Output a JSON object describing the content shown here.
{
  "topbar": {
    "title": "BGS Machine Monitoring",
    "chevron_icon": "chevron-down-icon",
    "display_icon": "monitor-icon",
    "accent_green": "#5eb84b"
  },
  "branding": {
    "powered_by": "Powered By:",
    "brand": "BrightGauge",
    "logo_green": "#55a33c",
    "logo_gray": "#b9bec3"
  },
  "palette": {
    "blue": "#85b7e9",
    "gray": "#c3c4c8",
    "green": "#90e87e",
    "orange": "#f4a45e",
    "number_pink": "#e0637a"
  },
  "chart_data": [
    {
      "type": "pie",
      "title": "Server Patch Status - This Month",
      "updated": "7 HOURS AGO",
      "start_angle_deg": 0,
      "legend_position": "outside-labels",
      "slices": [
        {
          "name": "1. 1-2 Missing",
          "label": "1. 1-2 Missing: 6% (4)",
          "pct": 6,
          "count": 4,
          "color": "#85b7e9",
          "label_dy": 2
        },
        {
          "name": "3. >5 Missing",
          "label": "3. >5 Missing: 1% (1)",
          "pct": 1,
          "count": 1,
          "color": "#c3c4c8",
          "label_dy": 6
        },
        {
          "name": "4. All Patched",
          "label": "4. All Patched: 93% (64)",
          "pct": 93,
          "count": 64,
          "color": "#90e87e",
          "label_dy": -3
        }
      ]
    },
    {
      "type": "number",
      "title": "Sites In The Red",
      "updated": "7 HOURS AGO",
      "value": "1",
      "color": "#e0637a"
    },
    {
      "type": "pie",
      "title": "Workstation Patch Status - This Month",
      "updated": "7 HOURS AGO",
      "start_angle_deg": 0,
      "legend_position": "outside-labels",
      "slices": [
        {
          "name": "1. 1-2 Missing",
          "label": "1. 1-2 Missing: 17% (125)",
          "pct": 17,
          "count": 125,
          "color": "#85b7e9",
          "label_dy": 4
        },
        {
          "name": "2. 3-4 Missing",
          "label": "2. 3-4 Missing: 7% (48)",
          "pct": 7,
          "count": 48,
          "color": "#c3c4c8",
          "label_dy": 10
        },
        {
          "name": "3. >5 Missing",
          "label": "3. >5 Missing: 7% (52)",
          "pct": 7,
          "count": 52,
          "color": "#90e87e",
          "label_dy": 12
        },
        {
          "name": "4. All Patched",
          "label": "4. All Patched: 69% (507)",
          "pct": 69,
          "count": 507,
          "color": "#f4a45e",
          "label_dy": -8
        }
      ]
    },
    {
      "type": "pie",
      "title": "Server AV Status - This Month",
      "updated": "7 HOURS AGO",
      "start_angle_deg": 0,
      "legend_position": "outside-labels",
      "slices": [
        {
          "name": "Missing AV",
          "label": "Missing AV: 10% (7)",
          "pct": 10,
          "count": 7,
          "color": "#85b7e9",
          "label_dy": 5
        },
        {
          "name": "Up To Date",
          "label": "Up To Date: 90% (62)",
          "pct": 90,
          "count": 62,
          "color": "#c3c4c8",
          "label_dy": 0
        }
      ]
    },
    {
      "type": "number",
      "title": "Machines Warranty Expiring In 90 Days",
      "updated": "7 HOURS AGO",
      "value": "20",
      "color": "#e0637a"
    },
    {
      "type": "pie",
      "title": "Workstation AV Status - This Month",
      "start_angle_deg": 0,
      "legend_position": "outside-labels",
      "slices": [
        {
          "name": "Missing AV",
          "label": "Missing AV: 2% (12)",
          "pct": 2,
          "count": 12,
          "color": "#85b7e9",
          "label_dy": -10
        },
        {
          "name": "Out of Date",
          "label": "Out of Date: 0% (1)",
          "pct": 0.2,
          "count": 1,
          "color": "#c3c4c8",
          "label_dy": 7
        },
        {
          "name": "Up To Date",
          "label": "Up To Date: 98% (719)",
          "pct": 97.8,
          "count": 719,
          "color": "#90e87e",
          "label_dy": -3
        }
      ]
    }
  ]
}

**Task directions**
Output every record above exactly as it appears.

**Solved problem**
Output a JSON object describing the content shown here.
{
  "topbar": {
    "title": "BGS Machine Monitoring",
    "chevron_icon": "chevron-down-icon",
    "display_icon": "monitor-icon",
    "accent_green": "#5eb84b"
  },
  "branding": {
    "powered_by": "Powered By:",
    "brand": "BrightGauge",
    "logo_green": "#55a33c",
    "logo_gray": "#b9bec3"
  },
  "palette": {
    "blue": "#85b7e9",
    "gray": "#c3c4c8",
    "green": "#90e87e",
    "orange": "#f4a45e",
    "number_pink": "#e0637a"
  },
  "chart_data": [
    {
      "type": "pie",
      "title": "Server Patch Status - This Month",
      "updated": "7 HOURS AGO",
      "start_angle_deg": 0,
      "legend_position": "outside-labels",
      "slices": [
        {
          "name": "1. 1-2 Missing",
          "label": "1. 1-2 Missing: 6% (4)",
          "pct": 6,
          "count": 4,
          "color": "#85b7e9",
          "label_dy": 2
        },
        {
          "name": "3. >5 Missing",
          "label": "3. >5 Missing: 1% (1)",
          "pct": 1,
          "count": 1,
          "color": "#c3c4c8",
          "label_dy": 6
        },
        {
          "name": "4. All Patched",
          "label": "4. All Patched: 93% (64)",
          "pct": 93,
          "count": 64,
          "color": "#90e87e",
          "label_dy": -3
        }
      ]
    },
    {
      "type": "number",
      "title": "Sites In The Red",
      "updated": "7 HOURS AGO",
      "value": "1",
      "color": "#e0637a"
    },
    {
      "type": "pie",
      "title": "Workstation Patch Status - This Month",
      "updated": "7 HOURS AGO",
      "start_angle_deg": 0,
      "legend_position": "outside-labels",
      "slices": [
        {
          "name": "1. 1-2 Missing",
          "label": "1. 1-2 Missing: 17% (125)",
          "pct": 17,
          "count": 125,
          "color": "#85b7e9",
          "label_dy": 4
        },
        {
          "name": "2. 3-4 Missing",
          "label": "2. 3-4 Missing: 7% (48)",
          "pct": 7,
          "count": 48,
          "color": "#c3c4c8",
          "label_dy": 10
        },
        {
          "name": "3. >5 Missing",
          "label": "3. >5 Missing: 7% (52)",
          "pct": 7,
          "count": 52,
          "color": "#90e87e",
          "label_dy": 12
        },
        {
          "name": "4. All Patched",
          "label": "4. All Patched: 69% (507)",
          "pct": 69,
          "count": 507,
          "color": "#f4a45e",
          "label_dy": -8
        }
      ]
    },
    {
      "type": "pie",
      "title": "Server AV Status - This Month",
      "updated": "7 HOURS AGO",
      "start_angle_deg": 0,
      "legend_position": "outside-labels",
      "slices": [
        {
          "name": "Missing AV",
          "label": "Missing AV: 10% (7)",
          "pct": 10,
          "count": 7,
          "color": "#85b7e9",
          "label_dy": 5
        },
        {
          "name": "Up To Date",
          "label": "Up To Date: 90% (62)",
          "pct": 90,
          "count": 62,
          "color": "#c3c4c8",
          "label_dy": 0
        }
      ]
    },
    {
      "type": "number",
      "title": "Machines Warranty Expiring In 90 Days",
      "updated": "7 HOURS AGO",
      "value": "20",
      "color": "#e0637a"
    },
    {
      "type": "pie",
      "title": "Workstation AV Status - This Month",
      "start_angle_deg": 0,
      "legend_position": "outside-labels",
      "slices": [
        {
          "name": "Missing AV",
          "label": "Missing AV: 2% (12)",
          "pct": 2,
          "count": 12,
          "color": "#85b7e9",
          "label_dy": -10
        },
        {
          "name": "Out of Date",
          "label": "Out of Date: 0% (1)",
          "pct": 0.2,
          "count": 1,
          "color": "#c3c4c8",
          "label_dy": 7
        },
        {
          "name": "Up To Date",
          "label": "Up To Date: 98% (719)",
          "pct": 97.8,
          "count": 719,
          "color": "#90e87e",
          "label_dy": -3
        }
      ]
    }
  ]
}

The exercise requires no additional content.